Transcribe the records below exactly as they appear.
Begin Data to process
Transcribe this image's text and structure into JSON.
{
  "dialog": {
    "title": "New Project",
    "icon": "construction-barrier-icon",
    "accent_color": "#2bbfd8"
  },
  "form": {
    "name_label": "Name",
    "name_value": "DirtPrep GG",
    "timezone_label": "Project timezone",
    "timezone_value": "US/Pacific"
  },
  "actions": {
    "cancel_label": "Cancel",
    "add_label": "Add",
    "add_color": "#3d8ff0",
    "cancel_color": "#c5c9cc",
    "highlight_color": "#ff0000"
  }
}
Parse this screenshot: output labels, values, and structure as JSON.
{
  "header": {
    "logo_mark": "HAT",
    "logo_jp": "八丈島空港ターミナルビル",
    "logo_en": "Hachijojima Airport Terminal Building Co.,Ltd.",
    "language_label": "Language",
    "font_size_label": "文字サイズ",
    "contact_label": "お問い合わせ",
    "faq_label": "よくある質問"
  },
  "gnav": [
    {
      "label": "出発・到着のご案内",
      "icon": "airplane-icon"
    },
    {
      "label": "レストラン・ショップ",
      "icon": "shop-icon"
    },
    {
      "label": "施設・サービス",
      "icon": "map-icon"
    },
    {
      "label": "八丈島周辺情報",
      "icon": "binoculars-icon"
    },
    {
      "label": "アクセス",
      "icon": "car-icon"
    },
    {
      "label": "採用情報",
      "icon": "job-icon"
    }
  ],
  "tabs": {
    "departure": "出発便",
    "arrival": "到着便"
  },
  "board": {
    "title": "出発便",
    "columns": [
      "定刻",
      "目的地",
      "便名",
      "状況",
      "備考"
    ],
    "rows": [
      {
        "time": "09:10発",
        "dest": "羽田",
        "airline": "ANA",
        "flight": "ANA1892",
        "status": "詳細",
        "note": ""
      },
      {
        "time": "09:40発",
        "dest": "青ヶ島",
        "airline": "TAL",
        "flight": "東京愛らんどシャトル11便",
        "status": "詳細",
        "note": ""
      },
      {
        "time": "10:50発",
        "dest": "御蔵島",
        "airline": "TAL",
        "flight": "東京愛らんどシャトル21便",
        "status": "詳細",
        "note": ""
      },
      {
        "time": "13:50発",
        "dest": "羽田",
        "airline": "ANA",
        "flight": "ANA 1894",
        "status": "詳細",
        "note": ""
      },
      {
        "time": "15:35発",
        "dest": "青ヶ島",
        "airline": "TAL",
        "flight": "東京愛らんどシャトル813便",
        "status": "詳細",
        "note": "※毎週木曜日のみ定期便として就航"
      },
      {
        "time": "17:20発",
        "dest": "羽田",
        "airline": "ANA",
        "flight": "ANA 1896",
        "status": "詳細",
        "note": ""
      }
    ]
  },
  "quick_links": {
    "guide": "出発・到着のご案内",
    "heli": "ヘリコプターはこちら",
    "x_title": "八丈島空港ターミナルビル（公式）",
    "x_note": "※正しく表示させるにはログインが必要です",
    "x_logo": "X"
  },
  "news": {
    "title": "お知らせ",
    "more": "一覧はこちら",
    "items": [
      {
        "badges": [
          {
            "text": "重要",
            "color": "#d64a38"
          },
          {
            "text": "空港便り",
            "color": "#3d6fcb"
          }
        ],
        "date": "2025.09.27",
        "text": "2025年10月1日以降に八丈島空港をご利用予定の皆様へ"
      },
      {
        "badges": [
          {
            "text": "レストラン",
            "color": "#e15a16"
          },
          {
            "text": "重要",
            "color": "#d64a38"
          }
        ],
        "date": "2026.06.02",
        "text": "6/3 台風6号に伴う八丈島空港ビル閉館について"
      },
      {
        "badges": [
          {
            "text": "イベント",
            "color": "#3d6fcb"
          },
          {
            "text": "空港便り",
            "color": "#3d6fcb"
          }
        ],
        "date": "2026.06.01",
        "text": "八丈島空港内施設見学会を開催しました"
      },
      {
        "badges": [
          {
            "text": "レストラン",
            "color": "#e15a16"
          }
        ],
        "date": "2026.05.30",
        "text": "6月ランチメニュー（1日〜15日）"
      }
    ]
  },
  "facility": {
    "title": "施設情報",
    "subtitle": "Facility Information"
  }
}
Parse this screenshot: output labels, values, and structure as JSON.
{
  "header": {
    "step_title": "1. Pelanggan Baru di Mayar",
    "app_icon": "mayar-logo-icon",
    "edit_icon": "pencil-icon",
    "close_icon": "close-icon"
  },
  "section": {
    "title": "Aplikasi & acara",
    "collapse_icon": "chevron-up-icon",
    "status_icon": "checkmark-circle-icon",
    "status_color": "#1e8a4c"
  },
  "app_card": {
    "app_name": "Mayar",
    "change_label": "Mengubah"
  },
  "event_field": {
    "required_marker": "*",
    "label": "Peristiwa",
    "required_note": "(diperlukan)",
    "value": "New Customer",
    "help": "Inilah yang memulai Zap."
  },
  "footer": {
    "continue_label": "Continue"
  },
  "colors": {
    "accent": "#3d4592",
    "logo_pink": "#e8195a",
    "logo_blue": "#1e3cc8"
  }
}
End Data to process
> Finished exercise
Transcribe this image's text and structure into JSON.
{
  "dialog": {
    "title": "New Project",
    "icon": "construction-barrier-icon",
    "accent_color": "#2bbfd8"
  },
  "form": {
    "name_label": "Name",
    "name_value": "DirtPrep GG",
    "timezone_label": "Project timezone",
    "timezone_value": "US/Pacific"
  },
  "actions": {
    "cancel_label": "Cancel",
    "add_label": "Add",
    "add_color": "#3d8ff0",
    "cancel_color": "#c5c9cc",
    "highlight_color": "#ff0000"
  }
}
Parse this screenshot: output labels, values, and structure as JSON.
{
  "header": {
    "logo_mark": "HAT",
    "logo_jp": "八丈島空港ターミナルビル",
    "logo_en": "Hachijojima Airport Terminal Building Co.,Ltd.",
    "language_label": "Language",
    "font_size_label": "文字サイズ",
    "contact_label": "お問い合わせ",
    "faq_label": "よくある質問"
  },
  "gnav": [
    {
      "label": "出発・到着のご案内",
      "icon": "airplane-icon"
    },
    {
      "label": "レストラン・ショップ",
      "icon": "shop-icon"
    },
    {
      "label": "施設・サービス",
      "icon": "map-icon"
    },
    {
      "label": "八丈島周辺情報",
      "icon": "binoculars-icon"
    },
    {
      "label": "アクセス",
      "icon": "car-icon"
    },
    {
      "label": "採用情報",
      "icon": "job-icon"
    }
  ],
  "tabs": {
    "departure": "出発便",
    "arrival": "到着便"
  },
  "board": {
    "title": "出発便",
    "columns": [
      "定刻",
      "目的地",
      "便名",
      "状況",
      "備考"
    ],
    "rows": [
      {
        "time": "09:10発",
        "dest": "羽田",
        "airline": "ANA",
        "flight": "ANA1892",
        "status": "詳細",
        "note": ""
      },
      {
        "time": "09:40発",
        "dest": "青ヶ島",
        "airline": "TAL",
        "flight": "東京愛らんどシャトル11便",
        "status": "詳細",
        "note": ""
      },
      {
        "time": "10:50発",
        "dest": "御蔵島",
        "airline": "TAL",
        "flight": "東京愛らんどシャトル21便",
        "status": "詳細",
        "note": ""
      },
      {
        "time": "13:50発",
        "dest": "羽田",
        "airline": "ANA",
        "flight": "ANA 1894",
        "status": "詳細",
        "note": ""
      },
      {
        "time": "15:35発",
        "dest": "青ヶ島",
        "airline": "TAL",
        "flight": "東京愛らんどシャトル813便",
        "status": "詳細",
        "note": "※毎週木曜日のみ定期便として就航"
      },
      {
        "time": "17:20発",
        "dest": "羽田",
        "airline": "ANA",
        "flight": "ANA 1896",
        "status": "詳細",
        "note": ""
      }
    ]
  },
  "quick_links": {
    "guide": "出発・到着のご案内",
    "heli": "ヘリコプターはこちら",
    "x_title": "八丈島空港ターミナルビル（公式）",
    "x_note": "※正しく表示させるにはログインが必要です",
    "x_logo": "X"
  },
  "news": {
    "title": "お知らせ",
    "more": "一覧はこちら",
    "items": [
      {
        "badges": [
          {
            "text": "重要",
            "color": "#d64a38"
          },
          {
            "text": "空港便り",
            "color": "#3d6fcb"
          }
        ],
        "date": "2025.09.27",
        "text": "2025年10月1日以降に八丈島空港をご利用予定の皆様へ"
      },
      {
        "badges": [
          {
            "text": "レストラン",
            "color": "#e15a16"
          },
          {
            "text": "重要",
            "color": "#d64a38"
          }
        ],
        "date": "2026.06.02",
        "text": "6/3 台風6号に伴う八丈島空港ビル閉館について"
      },
      {
        "badges": [
          {
            "text": "イベント",
            "color": "#3d6fcb"
          },
          {
            "text": "空港便り",
            "color": "#3d6fcb"
          }
        ],
        "date": "2026.06.01",
        "text": "八丈島空港内施設見学会を開催しました"
      },
      {
        "badges": [
          {
            "text": "レストラン",
            "color": "#e15a16"
          }
        ],
        "date": "2026.05.30",
        "text": "6月ランチメニュー（1日〜15日）"
      }
    ]
  },
  "facility": {
    "title": "施設情報",
    "subtitle": "Facility Information"
  }
}
Parse this screenshot: output labels, values, and structure as JSON.
{
  "header": {
    "step_title": "1. Pelanggan Baru di Mayar",
    "app_icon": "mayar-logo-icon",
    "edit_icon": "pencil-icon",
    "close_icon": "close-icon"
  },
  "section": {
    "title": "Aplikasi & acara",
    "collapse_icon": "chevron-up-icon",
    "status_icon": "checkmark-circle-icon",
    "status_color": "#1e8a4c"
  },
  "app_card": {
    "app_name": "Mayar",
    "change_label": "Mengubah"
  },
  "event_field": {
    "required_marker": "*",
    "label": "Peristiwa",
    "required_note": "(diperlukan)",
    "value": "New Customer",
    "help": "Inilah yang memulai Zap."
  },
  "footer": {
    "continue_label": "Continue"
  },
  "colors": {
    "accent": "#3d4592",
    "logo_pink": "#e8195a",
    "logo_blue": "#1e3cc8"
  }
}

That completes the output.